Data entries
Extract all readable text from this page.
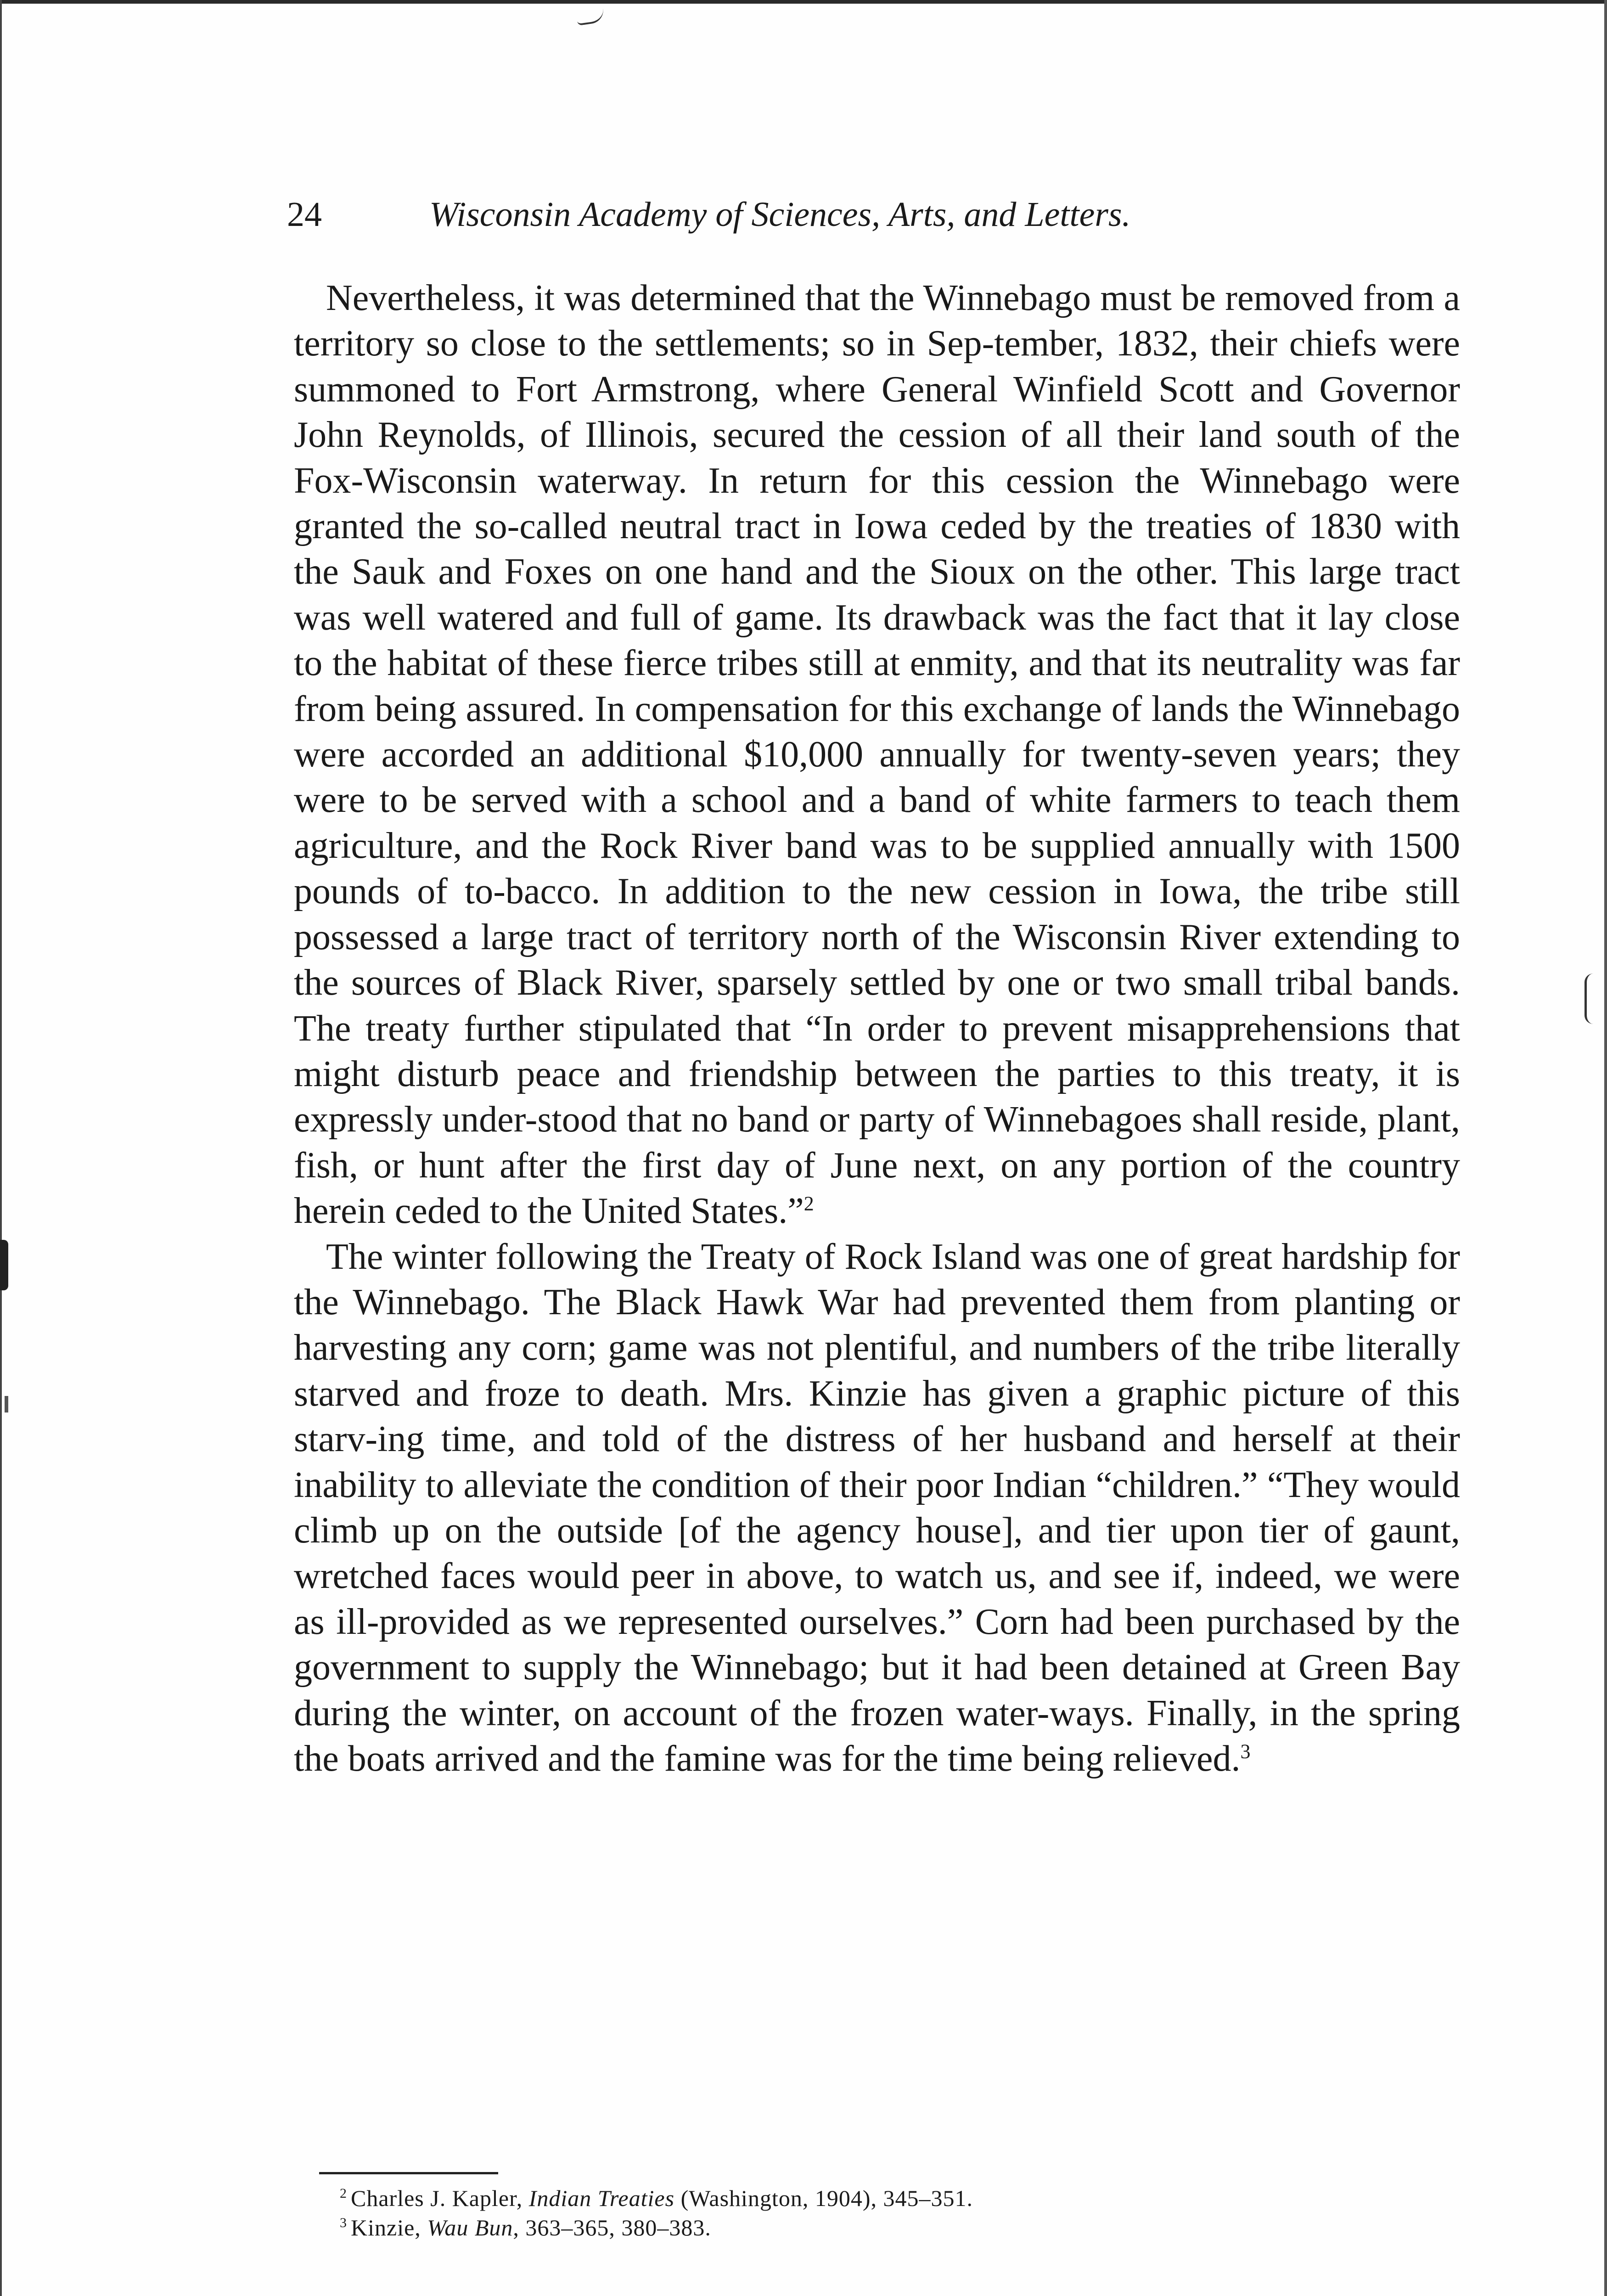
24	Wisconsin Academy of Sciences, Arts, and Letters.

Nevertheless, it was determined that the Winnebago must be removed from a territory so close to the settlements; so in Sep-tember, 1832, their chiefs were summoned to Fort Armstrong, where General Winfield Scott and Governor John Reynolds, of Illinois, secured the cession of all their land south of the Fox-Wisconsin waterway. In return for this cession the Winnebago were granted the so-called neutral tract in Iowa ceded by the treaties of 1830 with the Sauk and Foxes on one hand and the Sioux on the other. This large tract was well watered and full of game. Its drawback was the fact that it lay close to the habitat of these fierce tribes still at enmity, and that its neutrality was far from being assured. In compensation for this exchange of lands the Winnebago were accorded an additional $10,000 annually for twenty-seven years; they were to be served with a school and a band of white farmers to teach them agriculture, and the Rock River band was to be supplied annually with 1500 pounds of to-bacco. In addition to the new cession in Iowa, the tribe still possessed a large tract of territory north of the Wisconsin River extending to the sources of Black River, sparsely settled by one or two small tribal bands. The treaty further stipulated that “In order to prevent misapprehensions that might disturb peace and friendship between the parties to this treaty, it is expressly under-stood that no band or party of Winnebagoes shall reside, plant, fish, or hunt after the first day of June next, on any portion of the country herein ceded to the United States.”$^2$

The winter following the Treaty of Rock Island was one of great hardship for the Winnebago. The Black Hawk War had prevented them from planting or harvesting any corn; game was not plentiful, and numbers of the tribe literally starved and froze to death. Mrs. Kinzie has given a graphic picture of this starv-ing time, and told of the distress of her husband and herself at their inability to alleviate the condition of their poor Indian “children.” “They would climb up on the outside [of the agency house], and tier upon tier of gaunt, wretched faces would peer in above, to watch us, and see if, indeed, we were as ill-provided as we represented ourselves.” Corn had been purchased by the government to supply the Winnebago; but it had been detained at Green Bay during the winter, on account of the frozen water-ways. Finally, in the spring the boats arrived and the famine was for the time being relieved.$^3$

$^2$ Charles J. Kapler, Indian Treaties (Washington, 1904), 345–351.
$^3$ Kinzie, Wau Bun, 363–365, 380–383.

■ TASK TO COMPLETE ■
For each line of the listing that holds the word "Kinzie", show that line.

■ TASK RESULT ■
The winter following the Treaty of Rock Island was one of great hardship for the Winnebago. The Black Hawk War had prevented them from planting or harvesting any corn; game was not plentiful, and numbers of the tribe literally starved and froze to death. Mrs. Kinzie has given a graphic picture of this starv-ing time, and told of the distress of her husband and herself at their inability to alleviate the condition of their poor Indian “children.” “They would climb up on the outside [of the agency house], and tier upon tier of gaunt, wretched faces would peer in above, to watch us, and see if, indeed, we were as ill-provided as we represented ourselves.” Corn had been purchased by the government to supply the Winnebago; but it had been detained at Green Bay during the winter, on account of the frozen water-ways. Finally, in the spring the boats arrived and the famine was for the time being relieved.$^3$
$^3$ Kinzie, Wau Bun, 363–365, 380–383.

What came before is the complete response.